#### Data lines
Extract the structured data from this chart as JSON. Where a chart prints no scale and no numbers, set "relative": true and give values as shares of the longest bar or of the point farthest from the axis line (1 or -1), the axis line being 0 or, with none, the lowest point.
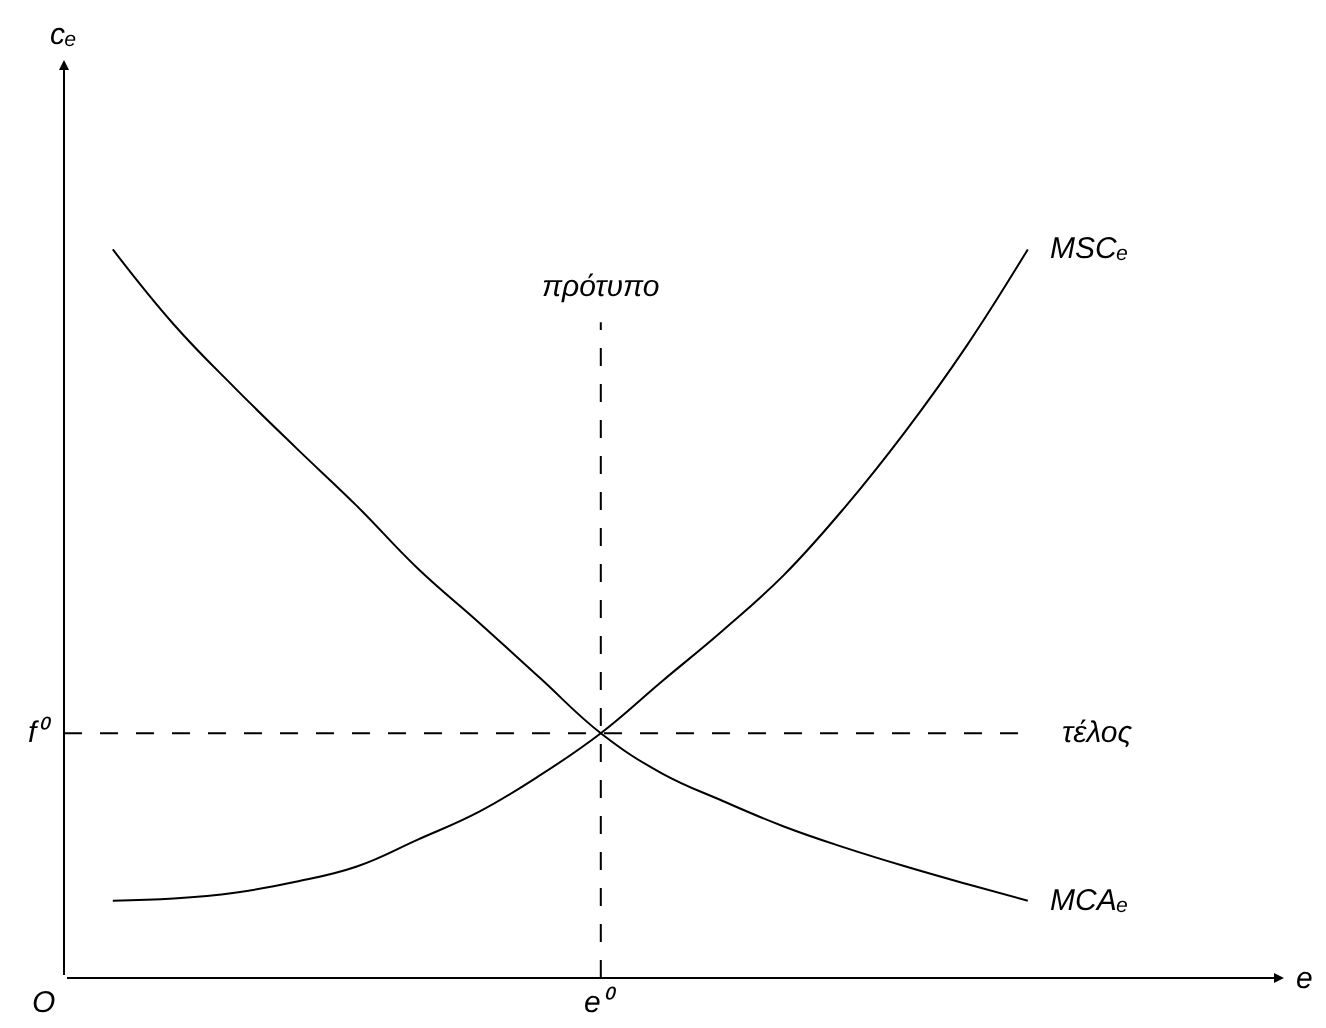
{
  "chart_data": {
    "type": "line",
    "relative": true,
    "categories": [
      null,
      null,
      null,
      null,
      null,
      null,
      null,
      null,
      null,
      null,
      null,
      null,
      null,
      null,
      null,
      null
    ],
    "series": [
      {
        "name": "MSCₑ",
        "color": "#000000",
        "values": [
          0.106,
          0.109,
          0.117,
          0.132,
          0.153,
          0.19,
          0.228,
          0.278,
          0.336,
          0.407,
          0.477,
          0.553,
          0.646,
          0.751,
          0.868,
          1.0
        ]
      },
      {
        "name": "MCAₑ",
        "color": "#000000",
        "values": [
          1.0,
          0.897,
          0.81,
          0.728,
          0.648,
          0.562,
          0.488,
          0.412,
          0.336,
          0.281,
          0.243,
          0.208,
          0.179,
          0.153,
          0.129,
          0.106
        ]
      }
    ],
    "ref_lines": [
      {
        "axis": "x",
        "value": "e⁰",
        "label": "πρότυπο",
        "color": "#000000",
        "line_style": "dashed"
      },
      {
        "axis": "y",
        "value": 0.336,
        "label": "τέλος",
        "color": "#000000",
        "line_style": "dashed"
      }
    ],
    "annotations": [
      "f⁰",
      "O",
      "e",
      "cₑ"
    ],
    "legend": false,
    "marker": "none",
    "line_style": "solid"
  }
}
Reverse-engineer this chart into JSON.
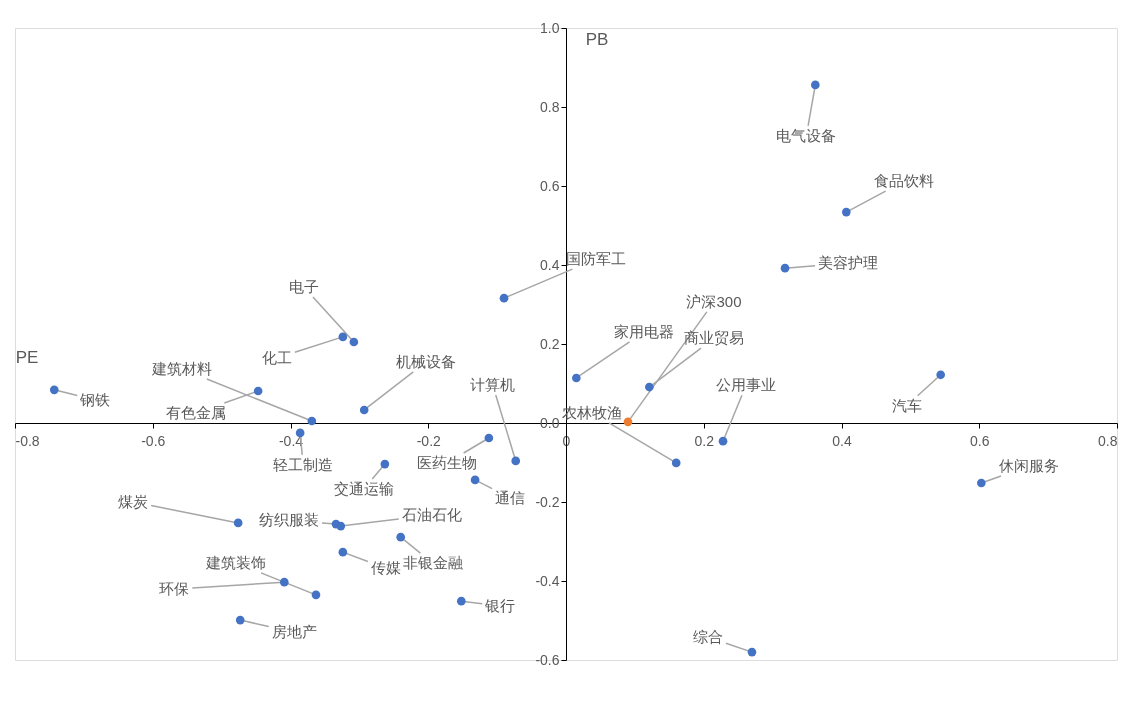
{
  "chart_data": {
    "type": "scatter",
    "xlabel": "PE",
    "ylabel": "PB",
    "xlim": [
      -0.8,
      0.8
    ],
    "xticks": [
      -0.8,
      -0.6,
      -0.4,
      -0.2,
      0,
      0.2,
      0.4,
      0.6,
      0.8
    ],
    "ylim": [
      -0.6,
      1.0
    ],
    "yticks": [
      {
        "value": -0.6,
        "label": "-0.6"
      },
      {
        "value": -0.4,
        "label": "-0.4"
      },
      {
        "value": -0.2,
        "label": "-0.2"
      },
      {
        "value": 0,
        "label": "0.0"
      },
      {
        "value": 0.2,
        "label": "0.2"
      },
      {
        "value": 0.4,
        "label": "0.4"
      },
      {
        "value": 0.6,
        "label": "0.6"
      },
      {
        "value": 0.8,
        "label": "0.8"
      },
      {
        "value": 1,
        "label": "1.0"
      }
    ],
    "grid": false,
    "marker": "circle",
    "series": [
      {
        "color": "#4472c4",
        "x": [
          -0.743,
          -0.447,
          -0.369,
          -0.324,
          -0.308,
          -0.293,
          -0.386,
          -0.09,
          -0.073,
          -0.112,
          -0.263,
          -0.132,
          -0.476,
          -0.334,
          -0.327,
          -0.24,
          -0.324,
          -0.409,
          -0.363,
          -0.473,
          -0.152,
          0.015,
          0.121,
          0.16,
          0.228,
          0.318,
          0.544,
          0.603,
          0.362,
          0.407,
          0.27
        ],
        "values": [
          0.084,
          0.081,
          0.005,
          0.218,
          0.205,
          0.033,
          -0.025,
          0.316,
          -0.096,
          -0.038,
          -0.104,
          -0.144,
          -0.253,
          -0.256,
          -0.261,
          -0.289,
          -0.327,
          -0.403,
          -0.435,
          -0.499,
          -0.451,
          0.114,
          0.091,
          -0.101,
          -0.046,
          0.392,
          0.122,
          -0.152,
          0.856,
          0.534,
          -0.58
        ]
      },
      {
        "color": "#ed7d31",
        "x": [
          0.09
        ],
        "values": [
          0.003
        ]
      }
    ],
    "annotations": [
      {
        "text": "钢铁",
        "x": -0.743,
        "y": 0.084
      },
      {
        "text": "有色金属",
        "x": -0.447,
        "y": 0.081
      },
      {
        "text": "建筑材料",
        "x": -0.369,
        "y": 0.005
      },
      {
        "text": "化工",
        "x": -0.324,
        "y": 0.218
      },
      {
        "text": "电子",
        "x": -0.308,
        "y": 0.205
      },
      {
        "text": "机械设备",
        "x": -0.293,
        "y": 0.033
      },
      {
        "text": "轻工制造",
        "x": -0.386,
        "y": -0.025
      },
      {
        "text": "国防军工",
        "x": -0.09,
        "y": 0.316
      },
      {
        "text": "计算机",
        "x": -0.073,
        "y": -0.096
      },
      {
        "text": "医药生物",
        "x": -0.112,
        "y": -0.038
      },
      {
        "text": "交通运输",
        "x": -0.263,
        "y": -0.104
      },
      {
        "text": "通信",
        "x": -0.132,
        "y": -0.144
      },
      {
        "text": "煤炭",
        "x": -0.476,
        "y": -0.253
      },
      {
        "text": "纺织服装",
        "x": -0.334,
        "y": -0.256
      },
      {
        "text": "石油石化",
        "x": -0.327,
        "y": -0.261
      },
      {
        "text": "非银金融",
        "x": -0.24,
        "y": -0.289
      },
      {
        "text": "传媒",
        "x": -0.324,
        "y": -0.327
      },
      {
        "text": "环保",
        "x": -0.409,
        "y": -0.403
      },
      {
        "text": "建筑装饰",
        "x": -0.363,
        "y": -0.435
      },
      {
        "text": "房地产",
        "x": -0.473,
        "y": -0.499
      },
      {
        "text": "银行",
        "x": -0.152,
        "y": -0.451
      },
      {
        "text": "家用电器",
        "x": 0.015,
        "y": 0.114
      },
      {
        "text": "商业贸易",
        "x": 0.121,
        "y": 0.091
      },
      {
        "text": "沪深300",
        "x": 0.09,
        "y": 0.003
      },
      {
        "text": "农林牧渔",
        "x": 0.16,
        "y": -0.101
      },
      {
        "text": "公用事业",
        "x": 0.228,
        "y": -0.046
      },
      {
        "text": "美容护理",
        "x": 0.318,
        "y": 0.392
      },
      {
        "text": "汽车",
        "x": 0.544,
        "y": 0.122
      },
      {
        "text": "休闲服务",
        "x": 0.603,
        "y": -0.152
      },
      {
        "text": "电气设备",
        "x": 0.362,
        "y": 0.856
      },
      {
        "text": "食品饮料",
        "x": 0.407,
        "y": 0.534
      },
      {
        "text": "综合",
        "x": 0.27,
        "y": -0.58
      }
    ]
  }
}
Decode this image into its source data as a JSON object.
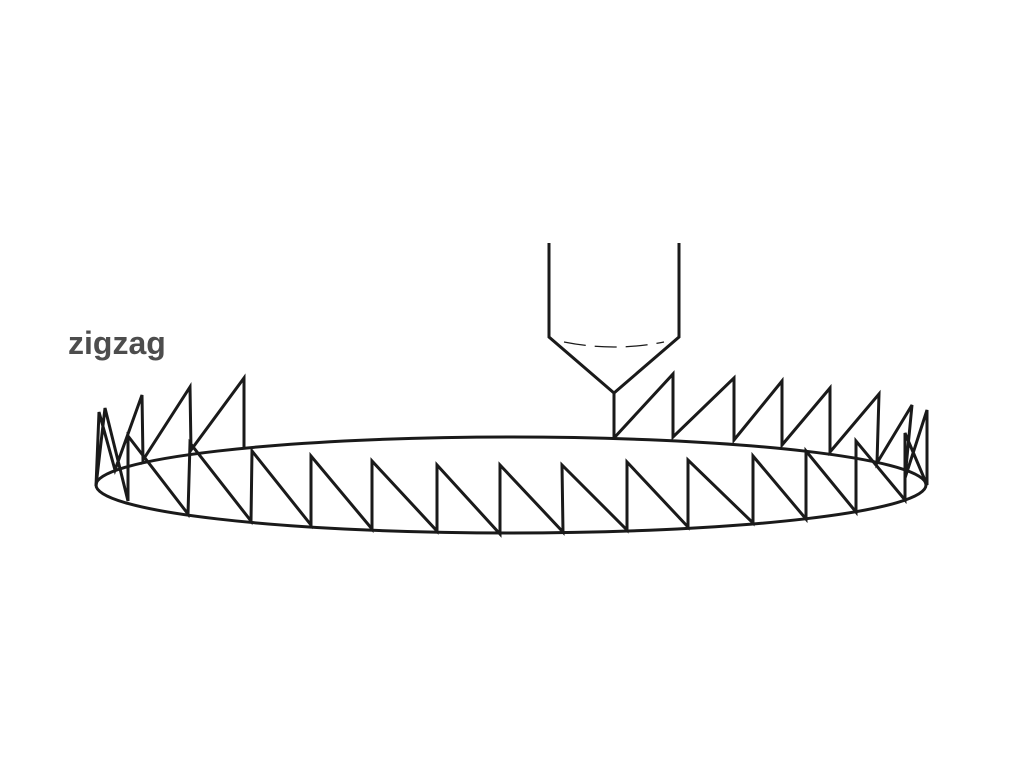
{
  "label": "zigzag",
  "colors": {
    "stroke": "#1a1a1a",
    "label": "#4d4d4d",
    "background": "#ffffff"
  }
}
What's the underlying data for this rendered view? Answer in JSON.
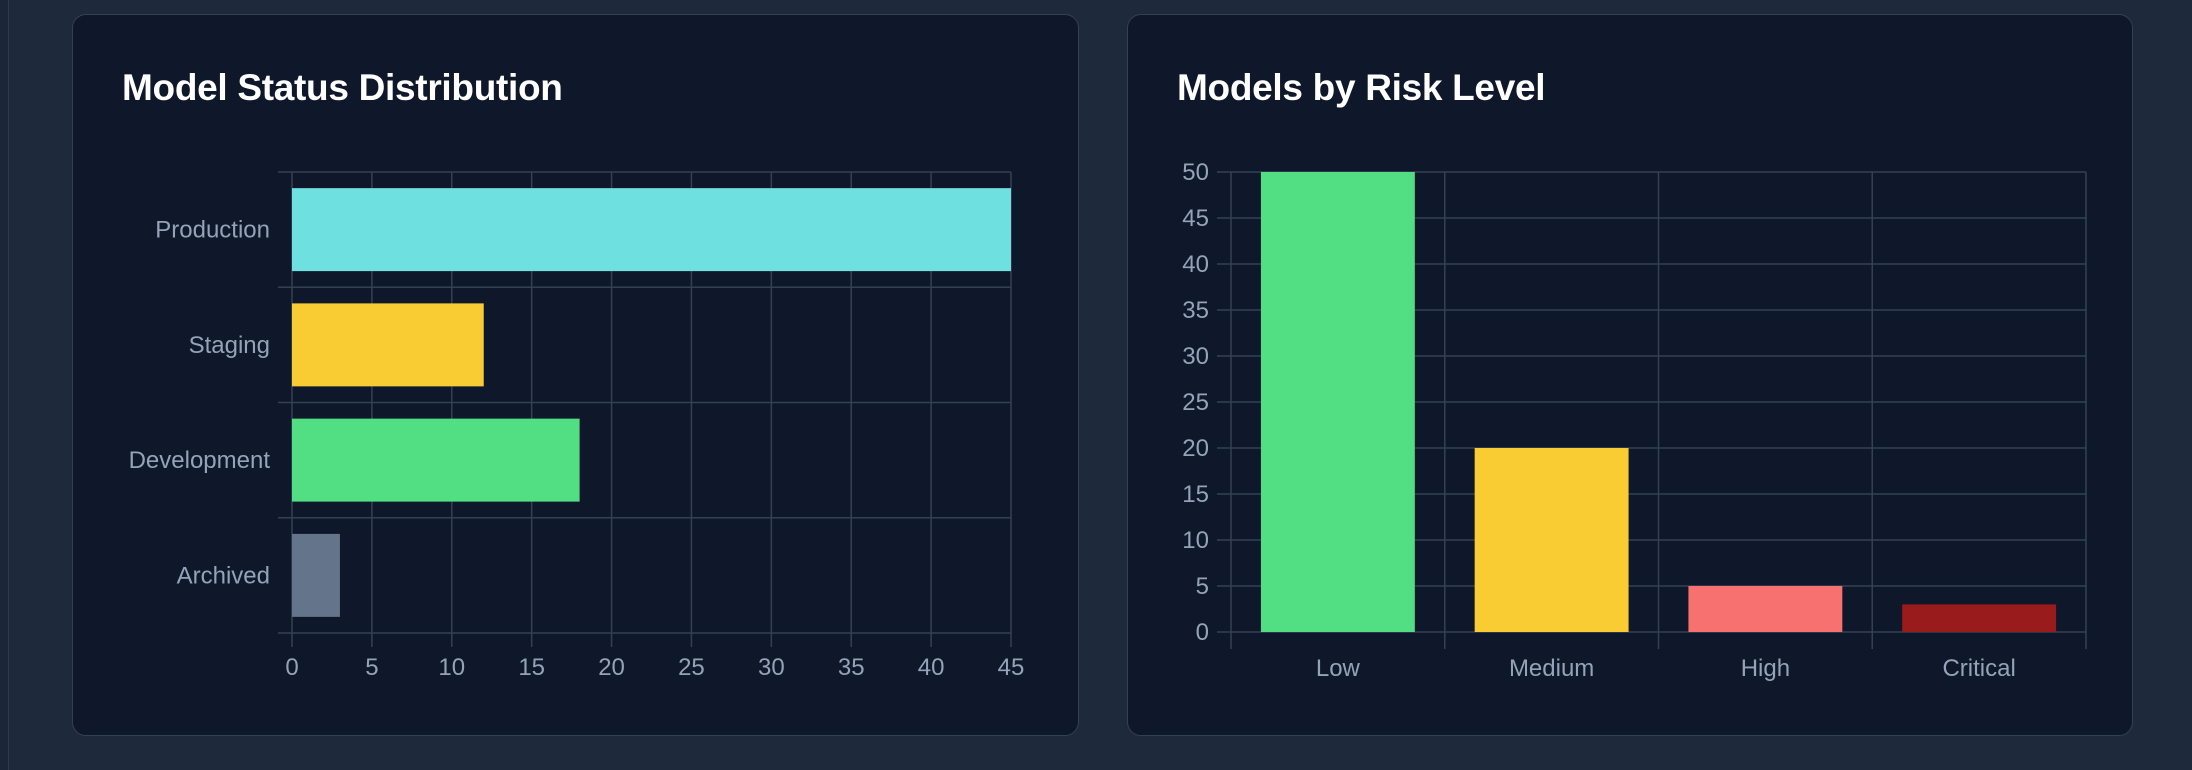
{
  "cards": {
    "status": {
      "title": "Model Status Distribution"
    },
    "risk": {
      "title": "Models by Risk Level"
    }
  },
  "chart_data": [
    {
      "type": "bar",
      "orientation": "horizontal",
      "title": "Model Status Distribution",
      "categories": [
        "Production",
        "Staging",
        "Development",
        "Archived"
      ],
      "values": [
        45,
        12,
        18,
        3
      ],
      "colors": [
        "#6ee0e0",
        "#facc33",
        "#52de83",
        "#64748b"
      ],
      "xlim": [
        0,
        45
      ],
      "xticks": [
        0,
        5,
        10,
        15,
        20,
        25,
        30,
        35,
        40,
        45
      ],
      "xlabel": "",
      "ylabel": "",
      "grid": true,
      "legend": "none"
    },
    {
      "type": "bar",
      "orientation": "vertical",
      "title": "Models by Risk Level",
      "categories": [
        "Low",
        "Medium",
        "High",
        "Critical"
      ],
      "values": [
        50,
        20,
        5,
        3
      ],
      "colors": [
        "#52de83",
        "#facc33",
        "#f87171",
        "#991b1b"
      ],
      "ylim": [
        0,
        50
      ],
      "yticks": [
        0,
        5,
        10,
        15,
        20,
        25,
        30,
        35,
        40,
        45,
        50
      ],
      "xlabel": "",
      "ylabel": "",
      "grid": true,
      "legend": "none"
    }
  ]
}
########
Written request: Look through the entries above and report each line where the string "axis" occurs.

Task response:
Extract the structured data from this chart as JSON. Where a chart prints no scale and no numbers, set "relative": true and give values as shares of the longest bar or of the point farthest from the axis line (1 or -1), the axis line being 0 or, with none, the lowest point.
        "axis": "x",
        "axis": "y",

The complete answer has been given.